• **Challenge**
Rename "magnifier-icon" to "search-icon" in the material, from its first line up to and including the line with "speaker-icon[interactable]: ◂)) [877,1064,888,1075]", and leave everything else unchanged.

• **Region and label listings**
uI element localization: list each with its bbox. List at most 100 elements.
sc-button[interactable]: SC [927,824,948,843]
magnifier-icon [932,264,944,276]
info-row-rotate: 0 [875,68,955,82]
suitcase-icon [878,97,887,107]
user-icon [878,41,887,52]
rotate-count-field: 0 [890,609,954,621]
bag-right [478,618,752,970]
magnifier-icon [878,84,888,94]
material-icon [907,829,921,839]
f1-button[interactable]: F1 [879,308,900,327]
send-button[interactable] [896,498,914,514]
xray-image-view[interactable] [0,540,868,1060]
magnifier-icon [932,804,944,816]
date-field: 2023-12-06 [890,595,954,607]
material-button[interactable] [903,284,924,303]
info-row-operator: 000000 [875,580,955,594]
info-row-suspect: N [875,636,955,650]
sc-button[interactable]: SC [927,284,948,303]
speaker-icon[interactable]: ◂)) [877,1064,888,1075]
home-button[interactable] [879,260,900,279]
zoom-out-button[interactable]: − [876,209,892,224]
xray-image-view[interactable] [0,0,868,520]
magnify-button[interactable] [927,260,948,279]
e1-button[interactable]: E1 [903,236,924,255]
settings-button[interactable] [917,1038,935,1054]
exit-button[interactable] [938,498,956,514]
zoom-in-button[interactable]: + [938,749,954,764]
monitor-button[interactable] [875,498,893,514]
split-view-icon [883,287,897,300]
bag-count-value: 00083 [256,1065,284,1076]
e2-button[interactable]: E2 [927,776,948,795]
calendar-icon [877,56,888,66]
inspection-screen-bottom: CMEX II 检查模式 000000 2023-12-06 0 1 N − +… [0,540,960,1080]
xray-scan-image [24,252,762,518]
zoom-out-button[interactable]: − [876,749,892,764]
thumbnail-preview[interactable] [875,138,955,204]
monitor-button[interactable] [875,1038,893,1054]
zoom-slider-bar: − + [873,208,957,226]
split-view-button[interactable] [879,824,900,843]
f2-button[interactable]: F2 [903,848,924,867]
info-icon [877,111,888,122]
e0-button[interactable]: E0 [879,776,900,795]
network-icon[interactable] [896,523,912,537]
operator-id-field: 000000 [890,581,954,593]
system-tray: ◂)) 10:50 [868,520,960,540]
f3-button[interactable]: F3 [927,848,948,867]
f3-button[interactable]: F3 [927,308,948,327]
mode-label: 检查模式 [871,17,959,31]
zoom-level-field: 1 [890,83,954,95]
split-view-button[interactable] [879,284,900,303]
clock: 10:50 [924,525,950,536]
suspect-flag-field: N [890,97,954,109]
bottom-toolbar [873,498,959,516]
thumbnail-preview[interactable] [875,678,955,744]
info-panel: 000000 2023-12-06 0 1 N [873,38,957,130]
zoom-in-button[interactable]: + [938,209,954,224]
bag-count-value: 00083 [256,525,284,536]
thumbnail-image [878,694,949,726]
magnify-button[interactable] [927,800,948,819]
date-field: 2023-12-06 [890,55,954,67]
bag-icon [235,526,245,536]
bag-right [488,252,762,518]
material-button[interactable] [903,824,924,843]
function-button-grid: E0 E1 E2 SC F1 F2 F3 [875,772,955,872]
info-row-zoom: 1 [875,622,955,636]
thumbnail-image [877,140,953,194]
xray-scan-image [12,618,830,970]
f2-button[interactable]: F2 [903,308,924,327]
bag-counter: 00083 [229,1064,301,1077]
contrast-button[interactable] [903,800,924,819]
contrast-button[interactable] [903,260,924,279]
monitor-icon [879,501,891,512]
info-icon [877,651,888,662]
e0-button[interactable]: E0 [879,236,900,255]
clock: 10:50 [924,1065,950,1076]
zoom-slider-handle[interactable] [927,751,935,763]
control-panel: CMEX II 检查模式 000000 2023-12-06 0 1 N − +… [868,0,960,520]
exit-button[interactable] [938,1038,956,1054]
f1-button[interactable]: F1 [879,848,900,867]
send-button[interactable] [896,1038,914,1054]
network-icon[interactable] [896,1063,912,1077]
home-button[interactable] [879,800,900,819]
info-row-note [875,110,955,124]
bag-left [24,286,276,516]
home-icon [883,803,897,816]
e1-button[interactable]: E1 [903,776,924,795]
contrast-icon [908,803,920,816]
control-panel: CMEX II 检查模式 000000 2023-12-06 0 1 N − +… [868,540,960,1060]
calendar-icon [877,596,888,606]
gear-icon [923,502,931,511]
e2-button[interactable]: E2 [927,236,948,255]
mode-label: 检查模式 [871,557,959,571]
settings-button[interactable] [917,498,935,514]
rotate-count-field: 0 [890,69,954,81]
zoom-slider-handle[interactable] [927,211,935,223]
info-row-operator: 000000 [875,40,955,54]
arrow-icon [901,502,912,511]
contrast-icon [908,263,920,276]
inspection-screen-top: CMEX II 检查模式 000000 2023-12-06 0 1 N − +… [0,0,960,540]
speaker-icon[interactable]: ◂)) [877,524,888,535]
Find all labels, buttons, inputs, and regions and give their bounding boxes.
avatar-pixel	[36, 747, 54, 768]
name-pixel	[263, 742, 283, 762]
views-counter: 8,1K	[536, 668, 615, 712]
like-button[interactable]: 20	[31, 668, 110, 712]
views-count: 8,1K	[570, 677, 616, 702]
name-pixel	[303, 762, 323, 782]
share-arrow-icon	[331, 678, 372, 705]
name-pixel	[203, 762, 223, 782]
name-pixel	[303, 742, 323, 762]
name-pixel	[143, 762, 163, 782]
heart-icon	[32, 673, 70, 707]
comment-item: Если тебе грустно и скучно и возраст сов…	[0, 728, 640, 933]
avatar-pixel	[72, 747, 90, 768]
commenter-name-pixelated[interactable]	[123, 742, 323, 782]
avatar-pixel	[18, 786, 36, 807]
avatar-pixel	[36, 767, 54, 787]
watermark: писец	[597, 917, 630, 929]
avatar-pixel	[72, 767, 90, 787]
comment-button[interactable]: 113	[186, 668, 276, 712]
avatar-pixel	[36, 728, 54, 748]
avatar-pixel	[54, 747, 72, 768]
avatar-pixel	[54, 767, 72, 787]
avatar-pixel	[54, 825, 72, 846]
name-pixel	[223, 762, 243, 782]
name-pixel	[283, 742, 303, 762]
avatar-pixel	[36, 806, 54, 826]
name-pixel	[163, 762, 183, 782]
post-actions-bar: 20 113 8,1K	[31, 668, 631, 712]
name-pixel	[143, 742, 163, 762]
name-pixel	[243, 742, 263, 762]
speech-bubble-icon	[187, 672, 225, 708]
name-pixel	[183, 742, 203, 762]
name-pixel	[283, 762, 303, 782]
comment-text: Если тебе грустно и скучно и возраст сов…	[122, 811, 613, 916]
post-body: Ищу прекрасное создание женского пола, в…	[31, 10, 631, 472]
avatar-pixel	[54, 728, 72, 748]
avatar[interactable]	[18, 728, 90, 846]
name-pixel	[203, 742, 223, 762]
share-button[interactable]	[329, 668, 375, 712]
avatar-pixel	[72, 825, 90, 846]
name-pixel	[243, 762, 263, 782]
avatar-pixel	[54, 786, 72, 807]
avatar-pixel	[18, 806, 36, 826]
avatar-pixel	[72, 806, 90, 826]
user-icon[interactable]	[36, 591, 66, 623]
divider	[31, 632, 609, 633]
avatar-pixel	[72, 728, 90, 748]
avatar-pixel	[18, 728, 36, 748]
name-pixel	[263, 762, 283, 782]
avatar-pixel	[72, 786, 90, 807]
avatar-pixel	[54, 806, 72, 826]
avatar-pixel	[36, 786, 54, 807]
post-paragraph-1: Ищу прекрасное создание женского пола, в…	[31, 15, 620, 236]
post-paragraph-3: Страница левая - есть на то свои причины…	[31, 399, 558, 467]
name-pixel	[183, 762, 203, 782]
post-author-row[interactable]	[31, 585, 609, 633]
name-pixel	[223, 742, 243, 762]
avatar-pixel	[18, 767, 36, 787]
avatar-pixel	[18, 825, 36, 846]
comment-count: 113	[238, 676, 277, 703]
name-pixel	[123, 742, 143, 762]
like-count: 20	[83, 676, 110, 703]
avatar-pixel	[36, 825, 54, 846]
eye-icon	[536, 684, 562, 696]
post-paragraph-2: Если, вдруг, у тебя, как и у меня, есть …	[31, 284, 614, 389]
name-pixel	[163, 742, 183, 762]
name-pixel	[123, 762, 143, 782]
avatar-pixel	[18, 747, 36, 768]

• **Written solution**
uI element localization: list each with its bbox. List at most 100 elements.
sc-button[interactable]: SC [927,824,948,843]
search-icon [932,264,944,276]
info-row-rotate: 0 [875,68,955,82]
suitcase-icon [878,97,887,107]
user-icon [878,41,887,52]
rotate-count-field: 0 [890,609,954,621]
bag-right [478,618,752,970]
search-icon [878,84,888,94]
material-icon [907,829,921,839]
f1-button[interactable]: F1 [879,308,900,327]
send-button[interactable] [896,498,914,514]
xray-image-view[interactable] [0,540,868,1060]
search-icon [932,804,944,816]
date-field: 2023-12-06 [890,595,954,607]
material-button[interactable] [903,284,924,303]
info-row-operator: 000000 [875,580,955,594]
info-row-suspect: N [875,636,955,650]
sc-button[interactable]: SC [927,284,948,303]
speaker-icon[interactable]: ◂)) [877,1064,888,1075]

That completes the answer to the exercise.